** BEGIN **

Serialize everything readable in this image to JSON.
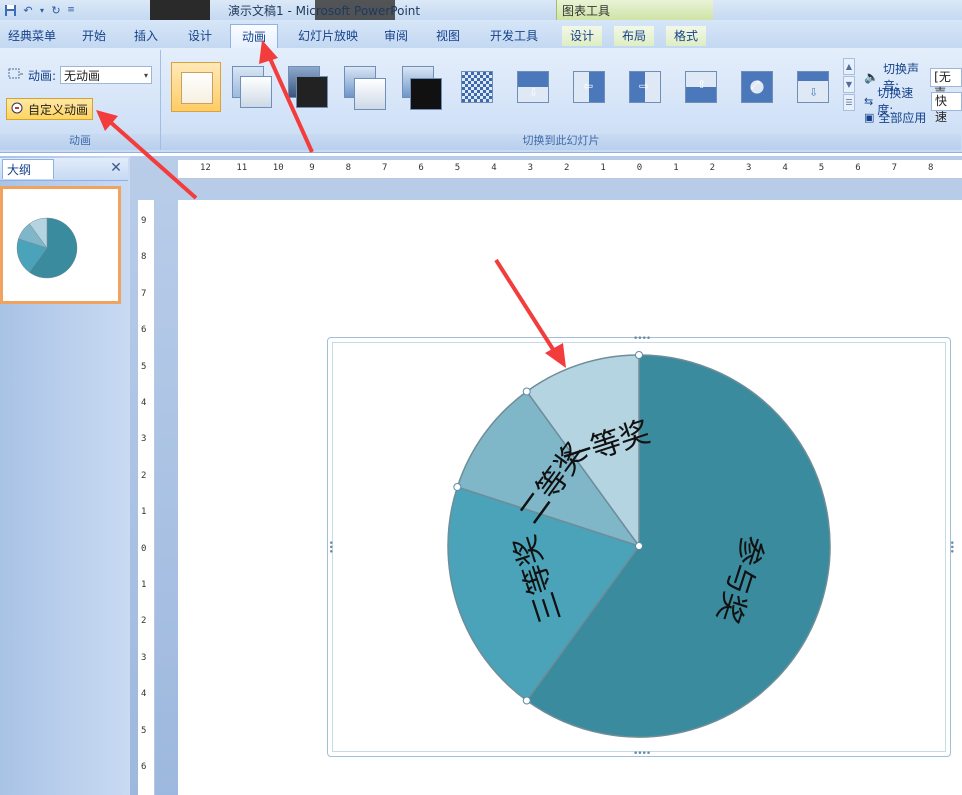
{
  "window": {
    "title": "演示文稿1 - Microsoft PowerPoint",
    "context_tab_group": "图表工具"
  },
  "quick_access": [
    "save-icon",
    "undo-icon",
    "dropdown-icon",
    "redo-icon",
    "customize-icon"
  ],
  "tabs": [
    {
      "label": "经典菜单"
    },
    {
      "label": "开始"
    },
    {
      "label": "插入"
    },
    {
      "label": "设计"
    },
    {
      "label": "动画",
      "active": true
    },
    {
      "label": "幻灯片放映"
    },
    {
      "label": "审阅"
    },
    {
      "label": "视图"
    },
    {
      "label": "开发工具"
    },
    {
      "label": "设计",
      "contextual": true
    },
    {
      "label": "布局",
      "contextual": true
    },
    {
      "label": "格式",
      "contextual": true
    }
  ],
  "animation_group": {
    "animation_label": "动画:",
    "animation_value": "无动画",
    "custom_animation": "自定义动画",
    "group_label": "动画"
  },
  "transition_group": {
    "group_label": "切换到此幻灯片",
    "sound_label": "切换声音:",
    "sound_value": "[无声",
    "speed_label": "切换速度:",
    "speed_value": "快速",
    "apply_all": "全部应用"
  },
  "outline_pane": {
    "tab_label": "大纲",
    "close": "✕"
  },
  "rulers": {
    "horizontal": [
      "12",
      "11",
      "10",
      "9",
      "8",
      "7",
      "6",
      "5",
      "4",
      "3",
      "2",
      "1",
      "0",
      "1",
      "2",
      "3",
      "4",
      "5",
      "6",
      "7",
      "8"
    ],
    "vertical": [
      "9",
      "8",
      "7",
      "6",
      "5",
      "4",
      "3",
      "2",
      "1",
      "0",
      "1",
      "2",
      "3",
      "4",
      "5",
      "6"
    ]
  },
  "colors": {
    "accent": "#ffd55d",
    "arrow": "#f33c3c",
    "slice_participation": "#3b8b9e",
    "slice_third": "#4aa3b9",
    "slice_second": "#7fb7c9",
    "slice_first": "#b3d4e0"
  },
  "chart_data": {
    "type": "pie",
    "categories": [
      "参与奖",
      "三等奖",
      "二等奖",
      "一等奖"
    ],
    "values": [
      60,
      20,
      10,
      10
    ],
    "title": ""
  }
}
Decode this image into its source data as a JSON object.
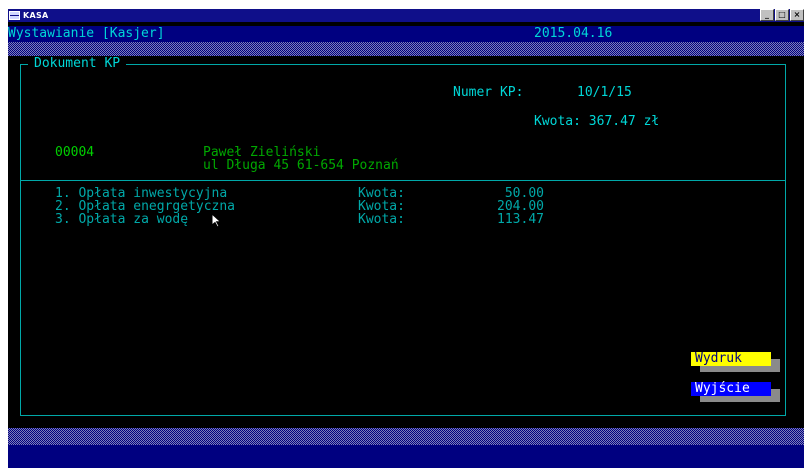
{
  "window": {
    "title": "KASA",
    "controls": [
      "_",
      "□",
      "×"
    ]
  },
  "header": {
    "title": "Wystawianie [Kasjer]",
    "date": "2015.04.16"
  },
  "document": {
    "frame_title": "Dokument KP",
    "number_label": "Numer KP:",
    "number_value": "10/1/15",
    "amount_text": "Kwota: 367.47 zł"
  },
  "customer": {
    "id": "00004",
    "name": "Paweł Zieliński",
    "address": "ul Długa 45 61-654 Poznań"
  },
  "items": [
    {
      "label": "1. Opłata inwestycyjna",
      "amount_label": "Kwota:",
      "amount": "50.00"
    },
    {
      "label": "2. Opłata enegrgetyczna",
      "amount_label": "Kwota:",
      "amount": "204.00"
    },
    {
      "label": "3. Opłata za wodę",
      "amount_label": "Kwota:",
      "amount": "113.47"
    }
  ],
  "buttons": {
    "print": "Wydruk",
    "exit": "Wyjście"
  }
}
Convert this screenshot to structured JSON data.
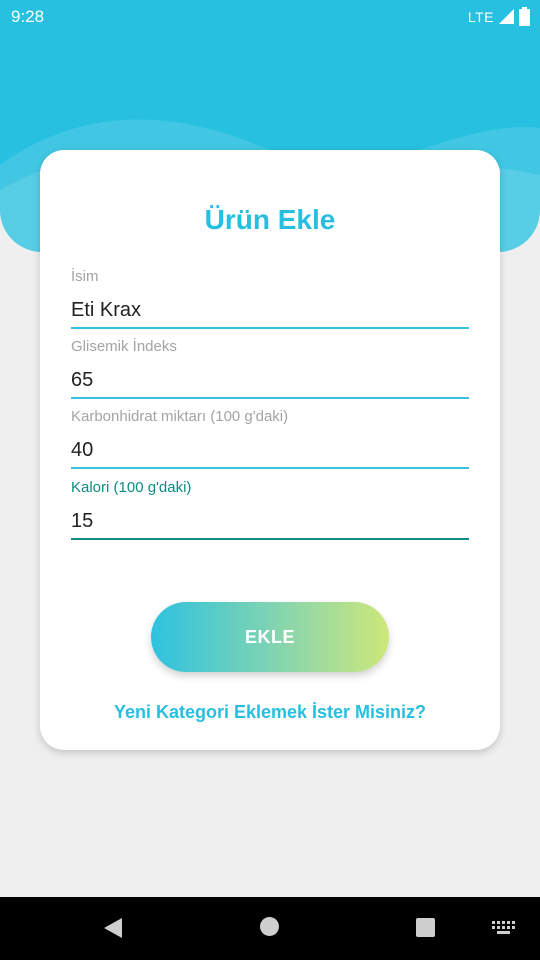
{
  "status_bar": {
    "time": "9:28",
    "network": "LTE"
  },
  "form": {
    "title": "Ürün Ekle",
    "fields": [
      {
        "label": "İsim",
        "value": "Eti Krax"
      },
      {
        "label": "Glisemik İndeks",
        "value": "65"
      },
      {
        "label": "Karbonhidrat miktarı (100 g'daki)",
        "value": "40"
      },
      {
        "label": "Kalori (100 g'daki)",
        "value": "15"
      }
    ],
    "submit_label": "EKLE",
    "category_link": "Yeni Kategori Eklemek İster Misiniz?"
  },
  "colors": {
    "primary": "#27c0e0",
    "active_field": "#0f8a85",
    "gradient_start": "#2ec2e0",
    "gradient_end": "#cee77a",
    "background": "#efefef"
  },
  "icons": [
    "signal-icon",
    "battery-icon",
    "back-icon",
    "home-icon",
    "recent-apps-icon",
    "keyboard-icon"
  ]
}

** END **

YOUR GOAL: Reproduce the whole listing word for word, setting aside any pictures.

ANSWER TO THE PROBLEM:
Serialize everything readable in this image to JSON.
{
  "window": {
    "title": "演示文稿1 - Microsoft PowerPoint",
    "context_tab_group": "图表工具"
  },
  "quick_access": [
    "save-icon",
    "undo-icon",
    "dropdown-icon",
    "redo-icon",
    "customize-icon"
  ],
  "tabs": [
    {
      "label": "经典菜单"
    },
    {
      "label": "开始"
    },
    {
      "label": "插入"
    },
    {
      "label": "设计"
    },
    {
      "label": "动画",
      "active": true
    },
    {
      "label": "幻灯片放映"
    },
    {
      "label": "审阅"
    },
    {
      "label": "视图"
    },
    {
      "label": "开发工具"
    },
    {
      "label": "设计",
      "contextual": true
    },
    {
      "label": "布局",
      "contextual": true
    },
    {
      "label": "格式",
      "contextual": true
    }
  ],
  "animation_group": {
    "animation_label": "动画:",
    "animation_value": "无动画",
    "custom_animation": "自定义动画",
    "group_label": "动画"
  },
  "transition_group": {
    "group_label": "切换到此幻灯片",
    "sound_label": "切换声音:",
    "sound_value": "[无声",
    "speed_label": "切换速度:",
    "speed_value": "快速",
    "apply_all": "全部应用"
  },
  "outline_pane": {
    "tab_label": "大纲",
    "close": "✕"
  },
  "rulers": {
    "horizontal": [
      "12",
      "11",
      "10",
      "9",
      "8",
      "7",
      "6",
      "5",
      "4",
      "3",
      "2",
      "1",
      "0",
      "1",
      "2",
      "3",
      "4",
      "5",
      "6",
      "7",
      "8"
    ],
    "vertical": [
      "9",
      "8",
      "7",
      "6",
      "5",
      "4",
      "3",
      "2",
      "1",
      "0",
      "1",
      "2",
      "3",
      "4",
      "5",
      "6"
    ]
  },
  "colors": {
    "accent": "#ffd55d",
    "arrow": "#f33c3c",
    "slice_participation": "#3b8b9e",
    "slice_third": "#4aa3b9",
    "slice_second": "#7fb7c9",
    "slice_first": "#b3d4e0"
  },
  "chart_data": {
    "type": "pie",
    "categories": [
      "参与奖",
      "三等奖",
      "二等奖",
      "一等奖"
    ],
    "values": [
      60,
      20,
      10,
      10
    ],
    "title": ""
  }
}
Decode this image into its source data as a JSON object.
{
  "window": {
    "title": "KASA",
    "controls": [
      "_",
      "□",
      "×"
    ]
  },
  "header": {
    "title": "Wystawianie [Kasjer]",
    "date": "2015.04.16"
  },
  "document": {
    "frame_title": "Dokument KP",
    "number_label": "Numer KP:",
    "number_value": "10/1/15",
    "amount_text": "Kwota: 367.47 zł"
  },
  "customer": {
    "id": "00004",
    "name": "Paweł Zieliński",
    "address": "ul Długa 45 61-654 Poznań"
  },
  "items": [
    {
      "label": "1. Opłata inwestycyjna",
      "amount_label": "Kwota:",
      "amount": "50.00"
    },
    {
      "label": "2. Opłata enegrgetyczna",
      "amount_label": "Kwota:",
      "amount": "204.00"
    },
    {
      "label": "3. Opłata za wodę",
      "amount_label": "Kwota:",
      "amount": "113.47"
    }
  ],
  "buttons": {
    "print": "Wydruk",
    "exit": "Wyjście"
  }
}
Convert this screenshot to structured JSON data.
{
  "status_bar": {
    "time": "9:28",
    "network": "LTE"
  },
  "form": {
    "title": "Ürün Ekle",
    "fields": [
      {
        "label": "İsim",
        "value": "Eti Krax"
      },
      {
        "label": "Glisemik İndeks",
        "value": "65"
      },
      {
        "label": "Karbonhidrat miktarı (100 g'daki)",
        "value": "40"
      },
      {
        "label": "Kalori (100 g'daki)",
        "value": "15"
      }
    ],
    "submit_label": "EKLE",
    "category_link": "Yeni Kategori Eklemek İster Misiniz?"
  },
  "colors": {
    "primary": "#27c0e0",
    "active_field": "#0f8a85",
    "gradient_start": "#2ec2e0",
    "gradient_end": "#cee77a",
    "background": "#efefef"
  },
  "icons": [
    "signal-icon",
    "battery-icon",
    "back-icon",
    "home-icon",
    "recent-apps-icon",
    "keyboard-icon"
  ]
}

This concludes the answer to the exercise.